[Data entries for graphics]
+++++

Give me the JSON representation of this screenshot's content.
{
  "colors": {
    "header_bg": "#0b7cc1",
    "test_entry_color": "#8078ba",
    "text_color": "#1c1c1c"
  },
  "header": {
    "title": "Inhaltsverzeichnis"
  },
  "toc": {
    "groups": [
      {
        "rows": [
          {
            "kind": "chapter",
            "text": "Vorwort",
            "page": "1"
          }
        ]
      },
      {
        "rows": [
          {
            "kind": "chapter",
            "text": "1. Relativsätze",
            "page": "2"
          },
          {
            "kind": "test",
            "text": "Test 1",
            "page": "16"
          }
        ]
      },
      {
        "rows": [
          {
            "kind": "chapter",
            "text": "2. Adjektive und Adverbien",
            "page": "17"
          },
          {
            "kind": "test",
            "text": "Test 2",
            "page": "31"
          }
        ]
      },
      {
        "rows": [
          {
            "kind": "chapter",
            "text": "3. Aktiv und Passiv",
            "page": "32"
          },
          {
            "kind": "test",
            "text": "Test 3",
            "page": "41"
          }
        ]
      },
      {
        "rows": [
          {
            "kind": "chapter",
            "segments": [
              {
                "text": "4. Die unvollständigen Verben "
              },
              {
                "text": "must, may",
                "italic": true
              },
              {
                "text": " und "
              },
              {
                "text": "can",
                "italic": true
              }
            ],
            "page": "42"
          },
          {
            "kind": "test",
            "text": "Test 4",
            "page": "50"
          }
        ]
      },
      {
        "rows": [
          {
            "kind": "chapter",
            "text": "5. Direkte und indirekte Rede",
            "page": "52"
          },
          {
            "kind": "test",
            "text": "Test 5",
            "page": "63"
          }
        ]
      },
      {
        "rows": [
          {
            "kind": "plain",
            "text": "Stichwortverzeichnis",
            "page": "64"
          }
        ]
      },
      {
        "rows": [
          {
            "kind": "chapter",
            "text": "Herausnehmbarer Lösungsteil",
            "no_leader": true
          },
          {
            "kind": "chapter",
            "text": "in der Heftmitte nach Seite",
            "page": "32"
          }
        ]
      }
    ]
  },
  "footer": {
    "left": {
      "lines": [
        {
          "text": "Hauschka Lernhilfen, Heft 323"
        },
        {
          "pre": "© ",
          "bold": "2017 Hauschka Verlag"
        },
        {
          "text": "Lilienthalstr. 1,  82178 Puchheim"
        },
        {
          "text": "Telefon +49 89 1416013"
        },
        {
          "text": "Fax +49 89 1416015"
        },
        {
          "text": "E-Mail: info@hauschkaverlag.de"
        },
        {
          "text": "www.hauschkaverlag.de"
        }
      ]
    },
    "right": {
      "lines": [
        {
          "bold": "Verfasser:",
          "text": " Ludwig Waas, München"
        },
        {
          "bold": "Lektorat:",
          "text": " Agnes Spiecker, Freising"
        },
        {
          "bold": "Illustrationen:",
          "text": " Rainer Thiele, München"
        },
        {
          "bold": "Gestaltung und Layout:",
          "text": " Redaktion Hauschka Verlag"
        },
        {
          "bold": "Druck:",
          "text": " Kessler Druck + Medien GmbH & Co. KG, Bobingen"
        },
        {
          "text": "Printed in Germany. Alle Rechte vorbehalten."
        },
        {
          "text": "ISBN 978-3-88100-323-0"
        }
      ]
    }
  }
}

+++++

#### Stated problem:
Return every line of the material exactly.

#### Answer for this exercise:
Give me the JSON representation of this screenshot's content.
{
  "colors": {
    "header_bg": "#0b7cc1",
    "test_entry_color": "#8078ba",
    "text_color": "#1c1c1c"
  },
  "header": {
    "title": "Inhaltsverzeichnis"
  },
  "toc": {
    "groups": [
      {
        "rows": [
          {
            "kind": "chapter",
            "text": "Vorwort",
            "page": "1"
          }
        ]
      },
      {
        "rows": [
          {
            "kind": "chapter",
            "text": "1. Relativsätze",
            "page": "2"
          },
          {
            "kind": "test",
            "text": "Test 1",
            "page": "16"
          }
        ]
      },
      {
        "rows": [
          {
            "kind": "chapter",
            "text": "2. Adjektive und Adverbien",
            "page": "17"
          },
          {
            "kind": "test",
            "text": "Test 2",
            "page": "31"
          }
        ]
      },
      {
        "rows": [
          {
            "kind": "chapter",
            "text": "3. Aktiv und Passiv",
            "page": "32"
          },
          {
            "kind": "test",
            "text": "Test 3",
            "page": "41"
          }
        ]
      },
      {
        "rows": [
          {
            "kind": "chapter",
            "segments": [
              {
                "text": "4. Die unvollständigen Verben "
              },
              {
                "text": "must, may",
                "italic": true
              },
              {
                "text": " und "
              },
              {
                "text": "can",
                "italic": true
              }
            ],
            "page": "42"
          },
          {
            "kind": "test",
            "text": "Test 4",
            "page": "50"
          }
        ]
      },
      {
        "rows": [
          {
            "kind": "chapter",
            "text": "5. Direkte und indirekte Rede",
            "page": "52"
          },
          {
            "kind": "test",
            "text": "Test 5",
            "page": "63"
          }
        ]
      },
      {
        "rows": [
          {
            "kind": "plain",
            "text": "Stichwortverzeichnis",
            "page": "64"
          }
        ]
      },
      {
        "rows": [
          {
            "kind": "chapter",
            "text": "Herausnehmbarer Lösungsteil",
            "no_leader": true
          },
          {
            "kind": "chapter",
            "text": "in der Heftmitte nach Seite",
            "page": "32"
          }
        ]
      }
    ]
  },
  "footer": {
    "left": {
      "lines": [
        {
          "text": "Hauschka Lernhilfen, Heft 323"
        },
        {
          "pre": "© ",
          "bold": "2017 Hauschka Verlag"
        },
        {
          "text": "Lilienthalstr. 1,  82178 Puchheim"
        },
        {
          "text": "Telefon +49 89 1416013"
        },
        {
          "text": "Fax +49 89 1416015"
        },
        {
          "text": "E-Mail: info@hauschkaverlag.de"
        },
        {
          "text": "www.hauschkaverlag.de"
        }
      ]
    },
    "right": {
      "lines": [
        {
          "bold": "Verfasser:",
          "text": " Ludwig Waas, München"
        },
        {
          "bold": "Lektorat:",
          "text": " Agnes Spiecker, Freising"
        },
        {
          "bold": "Illustrationen:",
          "text": " Rainer Thiele, München"
        },
        {
          "bold": "Gestaltung und Layout:",
          "text": " Redaktion Hauschka Verlag"
        },
        {
          "bold": "Druck:",
          "text": " Kessler Druck + Medien GmbH & Co. KG, Bobingen"
        },
        {
          "text": "Printed in Germany. Alle Rechte vorbehalten."
        },
        {
          "text": "ISBN 978-3-88100-323-0"
        }
      ]
    }
  }
}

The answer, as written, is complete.